**Direction**: Below are some records; repeat them all exactly, minus the pictures.

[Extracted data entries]
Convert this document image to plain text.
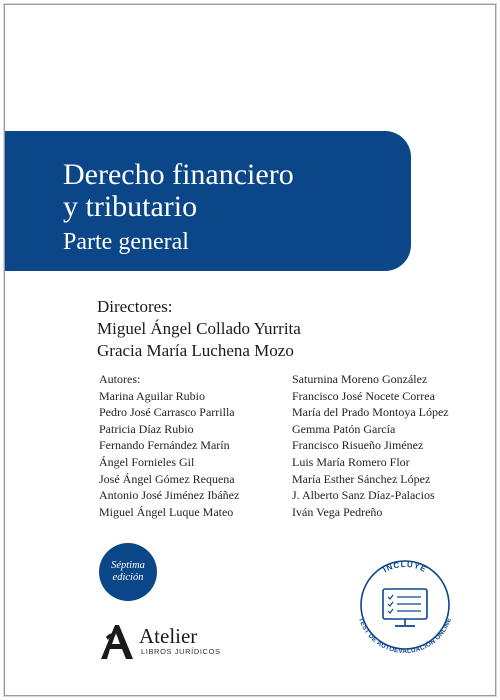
Derecho financiero
y tributario
Parte general
Directores:
Miguel Ángel Collado Yurrita
Gracia María Luchena Mozo
Autores:
Marina Aguilar Rubio
Pedro José Carrasco Parrilla
Patricia Díaz Rubio
Fernando Fernández Marín
Ángel Fornieles Gil
José Ángel Gómez Requena
Antonio José Jiménez Ibáñez
Miguel Ángel Luque Mateo
Saturnina Moreno González
Francisco José Nocete Correa
María del Prado Montoya López
Gemma Patón García
Francisco Risueño Jiménez
Luis María Romero Flor
María Esther Sánchez López
J. Alberto Sanz Díaz-Palacios
Iván Vega Pedreño
Séptima
edición
Atelier
LIBROS JURÍDICOS
INCLUYE
TEST DE AUTOEVALUACIÓN ONLINE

**In response**:
Convert this document image to plain text.
Derecho financiero
y tributario
Parte general
Directores:
Miguel Ángel Collado Yurrita
Gracia María Luchena Mozo
Autores:
Marina Aguilar Rubio
Pedro José Carrasco Parrilla
Patricia Díaz Rubio
Fernando Fernández Marín
Ángel Fornieles Gil
José Ángel Gómez Requena
Antonio José Jiménez Ibáñez
Miguel Ángel Luque Mateo
Saturnina Moreno González
Francisco José Nocete Correa
María del Prado Montoya López
Gemma Patón García
Francisco Risueño Jiménez
Luis María Romero Flor
María Esther Sánchez López
J. Alberto Sanz Díaz-Palacios
Iván Vega Pedreño
Séptima
edición
Atelier
LIBROS JURÍDICOS
INCLUYE
TEST DE AUTOEVALUACIÓN ONLINE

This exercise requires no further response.